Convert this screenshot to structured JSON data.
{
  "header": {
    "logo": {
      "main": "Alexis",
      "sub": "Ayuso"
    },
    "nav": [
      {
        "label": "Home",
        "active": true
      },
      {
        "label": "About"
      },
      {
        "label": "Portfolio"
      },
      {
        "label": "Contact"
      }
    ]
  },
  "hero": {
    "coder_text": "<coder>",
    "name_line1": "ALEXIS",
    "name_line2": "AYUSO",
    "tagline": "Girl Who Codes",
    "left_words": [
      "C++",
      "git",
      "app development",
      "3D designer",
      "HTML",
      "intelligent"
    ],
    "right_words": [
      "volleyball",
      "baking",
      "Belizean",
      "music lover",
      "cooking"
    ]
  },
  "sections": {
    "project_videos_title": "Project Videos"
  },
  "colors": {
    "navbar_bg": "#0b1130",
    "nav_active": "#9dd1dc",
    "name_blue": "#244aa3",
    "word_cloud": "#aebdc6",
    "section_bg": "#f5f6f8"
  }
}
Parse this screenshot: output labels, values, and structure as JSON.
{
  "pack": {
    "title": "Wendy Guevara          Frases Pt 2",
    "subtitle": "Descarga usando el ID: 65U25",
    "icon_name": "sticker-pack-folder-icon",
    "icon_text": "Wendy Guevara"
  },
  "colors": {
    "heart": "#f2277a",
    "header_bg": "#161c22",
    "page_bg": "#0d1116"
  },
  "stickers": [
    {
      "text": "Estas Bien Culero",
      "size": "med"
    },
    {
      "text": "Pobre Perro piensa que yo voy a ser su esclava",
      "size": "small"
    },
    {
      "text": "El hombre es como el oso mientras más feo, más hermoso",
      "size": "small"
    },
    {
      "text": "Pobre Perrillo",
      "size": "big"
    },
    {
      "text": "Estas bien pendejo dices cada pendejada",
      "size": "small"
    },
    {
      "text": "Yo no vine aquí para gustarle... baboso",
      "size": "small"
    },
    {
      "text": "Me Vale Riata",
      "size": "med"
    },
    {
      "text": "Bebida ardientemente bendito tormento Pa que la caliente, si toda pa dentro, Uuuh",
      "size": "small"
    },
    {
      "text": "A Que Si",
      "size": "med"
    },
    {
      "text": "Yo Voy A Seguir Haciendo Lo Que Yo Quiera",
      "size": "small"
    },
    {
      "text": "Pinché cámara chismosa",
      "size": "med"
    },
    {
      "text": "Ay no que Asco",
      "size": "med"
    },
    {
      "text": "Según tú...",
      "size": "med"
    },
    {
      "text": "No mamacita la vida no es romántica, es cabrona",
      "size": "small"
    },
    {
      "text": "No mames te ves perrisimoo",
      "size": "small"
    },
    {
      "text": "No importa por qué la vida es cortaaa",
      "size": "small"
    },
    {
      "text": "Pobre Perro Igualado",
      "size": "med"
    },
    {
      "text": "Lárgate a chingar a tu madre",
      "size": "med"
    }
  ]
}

**GIVEN EXERCISE**
Exactly as shown, repeat every record.

**COMPLETE OUTPUT**
Convert this screenshot to structured JSON data.
{
  "header": {
    "logo": {
      "main": "Alexis",
      "sub": "Ayuso"
    },
    "nav": [
      {
        "label": "Home",
        "active": true
      },
      {
        "label": "About"
      },
      {
        "label": "Portfolio"
      },
      {
        "label": "Contact"
      }
    ]
  },
  "hero": {
    "coder_text": "<coder>",
    "name_line1": "ALEXIS",
    "name_line2": "AYUSO",
    "tagline": "Girl Who Codes",
    "left_words": [
      "C++",
      "git",
      "app development",
      "3D designer",
      "HTML",
      "intelligent"
    ],
    "right_words": [
      "volleyball",
      "baking",
      "Belizean",
      "music lover",
      "cooking"
    ]
  },
  "sections": {
    "project_videos_title": "Project Videos"
  },
  "colors": {
    "navbar_bg": "#0b1130",
    "nav_active": "#9dd1dc",
    "name_blue": "#244aa3",
    "word_cloud": "#aebdc6",
    "section_bg": "#f5f6f8"
  }
}
Parse this screenshot: output labels, values, and structure as JSON.
{
  "pack": {
    "title": "Wendy Guevara          Frases Pt 2",
    "subtitle": "Descarga usando el ID: 65U25",
    "icon_name": "sticker-pack-folder-icon",
    "icon_text": "Wendy Guevara"
  },
  "colors": {
    "heart": "#f2277a",
    "header_bg": "#161c22",
    "page_bg": "#0d1116"
  },
  "stickers": [
    {
      "text": "Estas Bien Culero",
      "size": "med"
    },
    {
      "text": "Pobre Perro piensa que yo voy a ser su esclava",
      "size": "small"
    },
    {
      "text": "El hombre es como el oso mientras más feo, más hermoso",
      "size": "small"
    },
    {
      "text": "Pobre Perrillo",
      "size": "big"
    },
    {
      "text": "Estas bien pendejo dices cada pendejada",
      "size": "small"
    },
    {
      "text": "Yo no vine aquí para gustarle... baboso",
      "size": "small"
    },
    {
      "text": "Me Vale Riata",
      "size": "med"
    },
    {
      "text": "Bebida ardientemente bendito tormento Pa que la caliente, si toda pa dentro, Uuuh",
      "size": "small"
    },
    {
      "text": "A Que Si",
      "size": "med"
    },
    {
      "text": "Yo Voy A Seguir Haciendo Lo Que Yo Quiera",
      "size": "small"
    },
    {
      "text": "Pinché cámara chismosa",
      "size": "med"
    },
    {
      "text": "Ay no que Asco",
      "size": "med"
    },
    {
      "text": "Según tú...",
      "size": "med"
    },
    {
      "text": "No mamacita la vida no es romántica, es cabrona",
      "size": "small"
    },
    {
      "text": "No mames te ves perrisimoo",
      "size": "small"
    },
    {
      "text": "No importa por qué la vida es cortaaa",
      "size": "small"
    },
    {
      "text": "Pobre Perro Igualado",
      "size": "med"
    },
    {
      "text": "Lárgate a chingar a tu madre",
      "size": "med"
    }
  ]
}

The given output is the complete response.